[Stored records]
-.-.-

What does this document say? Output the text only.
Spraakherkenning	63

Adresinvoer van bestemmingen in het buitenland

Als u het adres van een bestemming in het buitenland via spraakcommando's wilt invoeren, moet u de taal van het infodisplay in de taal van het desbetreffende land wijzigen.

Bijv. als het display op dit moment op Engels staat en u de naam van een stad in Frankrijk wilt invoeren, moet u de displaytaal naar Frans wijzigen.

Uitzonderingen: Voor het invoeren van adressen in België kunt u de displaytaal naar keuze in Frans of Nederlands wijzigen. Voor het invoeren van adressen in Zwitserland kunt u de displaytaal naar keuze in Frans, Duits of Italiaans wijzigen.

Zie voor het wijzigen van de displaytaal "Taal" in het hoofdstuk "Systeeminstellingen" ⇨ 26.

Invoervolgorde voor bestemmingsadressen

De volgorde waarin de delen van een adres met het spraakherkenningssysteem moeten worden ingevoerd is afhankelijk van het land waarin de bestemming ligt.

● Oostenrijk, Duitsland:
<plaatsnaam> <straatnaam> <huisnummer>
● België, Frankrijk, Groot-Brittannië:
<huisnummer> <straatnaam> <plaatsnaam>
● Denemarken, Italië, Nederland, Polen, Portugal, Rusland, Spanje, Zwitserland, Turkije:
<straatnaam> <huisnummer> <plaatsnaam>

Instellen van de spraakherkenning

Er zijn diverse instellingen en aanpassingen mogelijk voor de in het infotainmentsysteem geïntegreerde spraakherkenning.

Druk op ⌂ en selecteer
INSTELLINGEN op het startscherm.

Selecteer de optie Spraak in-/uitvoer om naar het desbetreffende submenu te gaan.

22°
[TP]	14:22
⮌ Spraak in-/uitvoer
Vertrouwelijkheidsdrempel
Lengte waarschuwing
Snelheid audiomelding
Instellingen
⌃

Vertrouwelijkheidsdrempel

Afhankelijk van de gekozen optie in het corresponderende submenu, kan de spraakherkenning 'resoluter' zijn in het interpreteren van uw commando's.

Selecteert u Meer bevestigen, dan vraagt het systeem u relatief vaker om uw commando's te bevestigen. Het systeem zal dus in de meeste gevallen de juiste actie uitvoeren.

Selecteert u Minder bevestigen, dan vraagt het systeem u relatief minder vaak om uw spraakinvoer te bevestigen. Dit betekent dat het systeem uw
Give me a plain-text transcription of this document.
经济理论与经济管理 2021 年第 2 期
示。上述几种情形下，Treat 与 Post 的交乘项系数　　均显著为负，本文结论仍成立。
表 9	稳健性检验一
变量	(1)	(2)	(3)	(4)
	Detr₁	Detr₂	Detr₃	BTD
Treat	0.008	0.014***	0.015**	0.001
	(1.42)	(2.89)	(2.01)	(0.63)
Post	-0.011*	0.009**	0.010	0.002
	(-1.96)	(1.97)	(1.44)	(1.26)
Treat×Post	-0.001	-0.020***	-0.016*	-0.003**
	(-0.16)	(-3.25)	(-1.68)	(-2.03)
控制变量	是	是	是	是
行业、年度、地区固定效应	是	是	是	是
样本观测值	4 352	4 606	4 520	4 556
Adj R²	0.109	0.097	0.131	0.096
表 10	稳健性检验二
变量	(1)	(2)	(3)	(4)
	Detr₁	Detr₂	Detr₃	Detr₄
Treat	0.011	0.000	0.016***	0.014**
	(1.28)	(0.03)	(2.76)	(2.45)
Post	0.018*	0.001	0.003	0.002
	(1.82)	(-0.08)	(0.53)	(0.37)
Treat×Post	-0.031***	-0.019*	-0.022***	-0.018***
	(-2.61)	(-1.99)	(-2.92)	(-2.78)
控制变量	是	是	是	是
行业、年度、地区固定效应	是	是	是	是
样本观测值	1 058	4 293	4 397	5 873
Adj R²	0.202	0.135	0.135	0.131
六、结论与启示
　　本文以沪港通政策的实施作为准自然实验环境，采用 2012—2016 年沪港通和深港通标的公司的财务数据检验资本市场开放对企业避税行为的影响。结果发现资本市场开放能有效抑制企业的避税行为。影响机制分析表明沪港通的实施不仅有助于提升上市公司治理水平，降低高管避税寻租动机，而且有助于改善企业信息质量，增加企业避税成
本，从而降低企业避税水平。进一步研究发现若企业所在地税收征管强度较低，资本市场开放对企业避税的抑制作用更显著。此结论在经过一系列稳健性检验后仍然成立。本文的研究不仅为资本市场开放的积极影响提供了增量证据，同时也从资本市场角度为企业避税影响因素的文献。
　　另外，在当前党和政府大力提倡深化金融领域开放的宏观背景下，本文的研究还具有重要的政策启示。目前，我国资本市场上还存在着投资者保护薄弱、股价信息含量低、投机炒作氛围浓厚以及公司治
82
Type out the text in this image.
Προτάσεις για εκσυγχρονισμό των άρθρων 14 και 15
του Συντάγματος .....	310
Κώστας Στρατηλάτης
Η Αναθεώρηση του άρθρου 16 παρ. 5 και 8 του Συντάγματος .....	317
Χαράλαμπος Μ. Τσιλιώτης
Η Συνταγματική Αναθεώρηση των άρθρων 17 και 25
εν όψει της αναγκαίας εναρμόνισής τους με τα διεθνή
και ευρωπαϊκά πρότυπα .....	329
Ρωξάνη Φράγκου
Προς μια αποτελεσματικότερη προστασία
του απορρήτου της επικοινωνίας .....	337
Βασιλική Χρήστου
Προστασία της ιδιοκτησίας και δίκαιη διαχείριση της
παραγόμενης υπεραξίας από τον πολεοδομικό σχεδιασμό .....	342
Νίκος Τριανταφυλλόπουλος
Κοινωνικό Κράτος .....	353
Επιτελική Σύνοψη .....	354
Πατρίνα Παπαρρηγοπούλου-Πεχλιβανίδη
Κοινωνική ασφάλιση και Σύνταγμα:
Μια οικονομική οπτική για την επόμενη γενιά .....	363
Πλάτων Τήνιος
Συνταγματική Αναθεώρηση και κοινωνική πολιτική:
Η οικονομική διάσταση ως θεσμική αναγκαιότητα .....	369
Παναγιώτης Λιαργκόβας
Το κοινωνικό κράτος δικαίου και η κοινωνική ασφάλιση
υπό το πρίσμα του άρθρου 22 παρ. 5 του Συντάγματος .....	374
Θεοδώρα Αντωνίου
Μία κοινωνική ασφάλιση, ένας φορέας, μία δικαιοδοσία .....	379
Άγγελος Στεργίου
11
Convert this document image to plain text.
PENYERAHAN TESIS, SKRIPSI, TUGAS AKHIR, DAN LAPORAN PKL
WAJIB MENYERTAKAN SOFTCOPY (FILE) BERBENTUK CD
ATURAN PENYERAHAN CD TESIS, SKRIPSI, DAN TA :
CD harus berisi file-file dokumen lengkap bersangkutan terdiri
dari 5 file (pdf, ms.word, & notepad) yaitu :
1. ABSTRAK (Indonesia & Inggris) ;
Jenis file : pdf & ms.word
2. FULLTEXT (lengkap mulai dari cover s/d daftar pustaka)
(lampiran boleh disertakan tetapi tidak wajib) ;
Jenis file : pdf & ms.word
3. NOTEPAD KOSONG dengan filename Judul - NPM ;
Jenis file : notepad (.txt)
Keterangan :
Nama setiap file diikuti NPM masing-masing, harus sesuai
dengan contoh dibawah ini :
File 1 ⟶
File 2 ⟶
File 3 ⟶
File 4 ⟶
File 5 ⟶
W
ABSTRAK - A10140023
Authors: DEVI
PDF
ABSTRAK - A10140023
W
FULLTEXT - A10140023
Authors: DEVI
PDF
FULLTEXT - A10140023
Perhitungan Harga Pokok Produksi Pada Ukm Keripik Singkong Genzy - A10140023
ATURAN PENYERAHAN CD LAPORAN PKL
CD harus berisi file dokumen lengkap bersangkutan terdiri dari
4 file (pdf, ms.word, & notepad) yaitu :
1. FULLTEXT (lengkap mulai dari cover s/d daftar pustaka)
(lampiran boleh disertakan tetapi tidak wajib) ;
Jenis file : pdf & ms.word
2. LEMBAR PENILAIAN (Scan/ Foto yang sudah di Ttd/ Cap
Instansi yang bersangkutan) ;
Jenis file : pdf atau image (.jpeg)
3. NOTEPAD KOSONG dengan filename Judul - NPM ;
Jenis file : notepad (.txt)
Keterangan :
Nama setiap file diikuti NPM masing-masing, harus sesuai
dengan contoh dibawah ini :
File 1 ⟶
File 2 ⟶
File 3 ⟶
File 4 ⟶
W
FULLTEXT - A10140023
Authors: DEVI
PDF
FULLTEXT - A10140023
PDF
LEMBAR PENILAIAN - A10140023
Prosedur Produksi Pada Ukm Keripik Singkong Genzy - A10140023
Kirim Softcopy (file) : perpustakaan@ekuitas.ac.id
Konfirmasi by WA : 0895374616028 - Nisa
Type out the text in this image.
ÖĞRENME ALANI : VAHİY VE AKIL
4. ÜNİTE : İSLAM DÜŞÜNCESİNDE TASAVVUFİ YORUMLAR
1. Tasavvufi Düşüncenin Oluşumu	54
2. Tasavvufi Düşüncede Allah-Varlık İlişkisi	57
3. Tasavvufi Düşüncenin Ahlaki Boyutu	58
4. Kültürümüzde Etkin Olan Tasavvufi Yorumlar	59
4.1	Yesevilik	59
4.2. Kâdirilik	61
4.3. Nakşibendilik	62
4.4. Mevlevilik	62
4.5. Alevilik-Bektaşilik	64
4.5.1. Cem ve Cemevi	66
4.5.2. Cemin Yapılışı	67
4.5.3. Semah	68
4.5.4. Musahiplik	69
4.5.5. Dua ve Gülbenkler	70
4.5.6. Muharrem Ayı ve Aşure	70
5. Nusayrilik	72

-.-.-

* WHAT TO WORK ON *
Identify every line above that includes the word "Düşüncenin", and show those lines.

* RESULT BELOW *
1. Tasavvufi Düşüncenin Oluşumu	54
3. Tasavvufi Düşüncenin Ahlaki Boyutu	58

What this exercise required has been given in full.